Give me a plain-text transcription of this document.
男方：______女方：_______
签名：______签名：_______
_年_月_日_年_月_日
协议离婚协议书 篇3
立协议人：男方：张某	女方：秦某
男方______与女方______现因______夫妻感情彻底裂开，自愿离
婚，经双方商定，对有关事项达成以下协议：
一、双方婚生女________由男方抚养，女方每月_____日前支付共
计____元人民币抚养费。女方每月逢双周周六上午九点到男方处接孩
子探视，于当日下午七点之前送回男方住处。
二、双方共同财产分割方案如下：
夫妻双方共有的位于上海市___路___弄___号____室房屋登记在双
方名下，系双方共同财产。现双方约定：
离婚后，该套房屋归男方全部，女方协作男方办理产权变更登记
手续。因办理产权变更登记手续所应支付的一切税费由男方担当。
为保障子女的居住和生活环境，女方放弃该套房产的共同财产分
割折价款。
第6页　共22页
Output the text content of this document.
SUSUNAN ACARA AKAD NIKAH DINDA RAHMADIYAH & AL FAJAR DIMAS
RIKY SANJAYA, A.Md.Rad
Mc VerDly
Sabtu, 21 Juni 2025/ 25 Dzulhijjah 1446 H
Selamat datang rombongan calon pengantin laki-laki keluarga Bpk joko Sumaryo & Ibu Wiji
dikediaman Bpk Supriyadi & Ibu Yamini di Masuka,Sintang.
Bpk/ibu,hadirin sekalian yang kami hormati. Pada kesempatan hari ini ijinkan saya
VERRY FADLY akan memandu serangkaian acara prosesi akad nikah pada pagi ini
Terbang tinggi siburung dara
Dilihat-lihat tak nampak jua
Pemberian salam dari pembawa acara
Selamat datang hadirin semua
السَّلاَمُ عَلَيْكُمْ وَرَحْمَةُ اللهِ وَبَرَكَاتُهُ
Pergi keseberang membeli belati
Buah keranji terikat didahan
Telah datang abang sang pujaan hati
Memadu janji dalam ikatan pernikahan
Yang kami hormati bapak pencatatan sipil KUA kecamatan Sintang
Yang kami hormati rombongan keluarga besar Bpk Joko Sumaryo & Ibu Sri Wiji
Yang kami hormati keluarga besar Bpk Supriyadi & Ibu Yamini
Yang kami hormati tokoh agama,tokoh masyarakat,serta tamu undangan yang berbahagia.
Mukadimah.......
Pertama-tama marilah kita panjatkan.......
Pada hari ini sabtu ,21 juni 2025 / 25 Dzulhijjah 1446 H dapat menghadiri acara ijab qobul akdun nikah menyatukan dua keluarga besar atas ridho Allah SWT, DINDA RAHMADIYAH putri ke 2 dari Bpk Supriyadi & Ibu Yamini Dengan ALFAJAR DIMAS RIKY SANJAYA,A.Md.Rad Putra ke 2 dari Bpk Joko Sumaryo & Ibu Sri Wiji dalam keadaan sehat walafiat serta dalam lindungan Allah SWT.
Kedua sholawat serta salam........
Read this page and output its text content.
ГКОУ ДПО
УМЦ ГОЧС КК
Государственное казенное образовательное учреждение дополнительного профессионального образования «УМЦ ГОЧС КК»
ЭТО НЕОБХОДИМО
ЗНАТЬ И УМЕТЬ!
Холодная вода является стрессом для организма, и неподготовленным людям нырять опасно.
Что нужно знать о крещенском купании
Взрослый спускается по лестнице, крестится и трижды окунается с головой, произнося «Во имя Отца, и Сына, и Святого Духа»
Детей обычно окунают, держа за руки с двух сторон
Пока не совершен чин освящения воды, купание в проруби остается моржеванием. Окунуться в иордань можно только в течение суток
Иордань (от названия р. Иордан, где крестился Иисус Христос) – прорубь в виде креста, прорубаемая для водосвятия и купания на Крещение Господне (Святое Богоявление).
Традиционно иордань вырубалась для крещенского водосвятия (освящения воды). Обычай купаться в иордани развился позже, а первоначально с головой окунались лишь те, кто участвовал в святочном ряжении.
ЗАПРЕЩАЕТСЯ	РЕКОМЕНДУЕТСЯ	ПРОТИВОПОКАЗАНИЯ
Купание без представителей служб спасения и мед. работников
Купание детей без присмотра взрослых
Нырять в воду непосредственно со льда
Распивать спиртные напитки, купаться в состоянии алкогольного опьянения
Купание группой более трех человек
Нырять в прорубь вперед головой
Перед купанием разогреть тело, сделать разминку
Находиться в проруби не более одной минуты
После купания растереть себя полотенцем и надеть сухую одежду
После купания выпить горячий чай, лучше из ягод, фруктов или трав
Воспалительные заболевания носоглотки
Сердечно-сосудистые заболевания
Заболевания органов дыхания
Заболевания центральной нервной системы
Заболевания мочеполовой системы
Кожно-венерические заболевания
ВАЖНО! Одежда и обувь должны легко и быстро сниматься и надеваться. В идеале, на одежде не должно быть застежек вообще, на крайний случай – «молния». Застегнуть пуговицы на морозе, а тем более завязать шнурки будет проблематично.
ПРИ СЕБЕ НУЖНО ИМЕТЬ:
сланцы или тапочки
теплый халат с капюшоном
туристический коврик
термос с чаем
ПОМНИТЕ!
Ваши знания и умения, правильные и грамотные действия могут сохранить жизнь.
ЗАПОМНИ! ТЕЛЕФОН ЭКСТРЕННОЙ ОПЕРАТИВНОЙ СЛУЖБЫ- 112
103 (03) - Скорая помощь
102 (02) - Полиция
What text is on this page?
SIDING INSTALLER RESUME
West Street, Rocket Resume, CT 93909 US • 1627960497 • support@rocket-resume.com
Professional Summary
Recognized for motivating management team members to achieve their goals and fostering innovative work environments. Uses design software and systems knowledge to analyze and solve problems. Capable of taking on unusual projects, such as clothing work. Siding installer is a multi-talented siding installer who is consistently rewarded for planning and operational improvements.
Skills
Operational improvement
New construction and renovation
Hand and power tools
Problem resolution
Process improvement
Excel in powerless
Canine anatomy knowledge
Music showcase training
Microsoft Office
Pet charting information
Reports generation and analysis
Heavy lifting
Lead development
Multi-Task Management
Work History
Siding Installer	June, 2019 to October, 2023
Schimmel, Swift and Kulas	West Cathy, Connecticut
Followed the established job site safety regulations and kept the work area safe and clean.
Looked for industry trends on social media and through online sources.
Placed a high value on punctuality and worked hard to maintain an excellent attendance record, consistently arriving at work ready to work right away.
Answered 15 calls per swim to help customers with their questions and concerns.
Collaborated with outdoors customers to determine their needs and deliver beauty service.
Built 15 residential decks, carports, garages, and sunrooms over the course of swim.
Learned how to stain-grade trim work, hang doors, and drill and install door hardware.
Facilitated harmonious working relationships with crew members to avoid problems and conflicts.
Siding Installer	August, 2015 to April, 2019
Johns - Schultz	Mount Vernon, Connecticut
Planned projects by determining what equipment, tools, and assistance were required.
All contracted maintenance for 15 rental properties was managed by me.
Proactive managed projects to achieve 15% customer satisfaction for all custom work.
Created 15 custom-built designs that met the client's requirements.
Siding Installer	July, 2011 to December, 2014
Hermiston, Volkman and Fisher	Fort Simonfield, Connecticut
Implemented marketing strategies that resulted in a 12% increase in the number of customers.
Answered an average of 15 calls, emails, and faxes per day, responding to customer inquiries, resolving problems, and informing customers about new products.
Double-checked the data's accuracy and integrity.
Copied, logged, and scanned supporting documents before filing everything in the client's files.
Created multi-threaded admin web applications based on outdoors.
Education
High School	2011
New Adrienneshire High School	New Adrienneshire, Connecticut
-- -- --
Return every line in the listing that contains the word "проруби".

* _Written solution_:
Пока не совершен чин освящения воды, купание в проруби остается моржеванием. Окунуться в иордань можно только в течение суток
Находиться в проруби не более одной минуты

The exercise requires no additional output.